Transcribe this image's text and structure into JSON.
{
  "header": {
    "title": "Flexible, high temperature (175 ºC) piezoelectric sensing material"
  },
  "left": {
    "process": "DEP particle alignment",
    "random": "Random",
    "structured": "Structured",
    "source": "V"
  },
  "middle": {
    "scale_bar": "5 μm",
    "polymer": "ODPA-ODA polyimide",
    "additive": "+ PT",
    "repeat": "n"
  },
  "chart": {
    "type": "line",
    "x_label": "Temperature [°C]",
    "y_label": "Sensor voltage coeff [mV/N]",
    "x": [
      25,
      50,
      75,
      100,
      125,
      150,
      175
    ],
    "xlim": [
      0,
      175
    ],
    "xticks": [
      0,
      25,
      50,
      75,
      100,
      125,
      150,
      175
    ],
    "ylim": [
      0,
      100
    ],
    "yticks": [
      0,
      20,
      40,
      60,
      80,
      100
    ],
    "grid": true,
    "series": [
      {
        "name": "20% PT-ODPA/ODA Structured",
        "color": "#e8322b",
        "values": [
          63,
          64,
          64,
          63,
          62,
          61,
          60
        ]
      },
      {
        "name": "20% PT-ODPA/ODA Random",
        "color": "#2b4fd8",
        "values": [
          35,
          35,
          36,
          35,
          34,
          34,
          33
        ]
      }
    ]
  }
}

▬▬▬▬▬▬

• **Exercise description**
Select the lines from the entries that include the word "name".

• **Task answer**
        "name": "20% PT-ODPA/ODA Structured",
        "name": "20% PT-ODPA/ODA Random",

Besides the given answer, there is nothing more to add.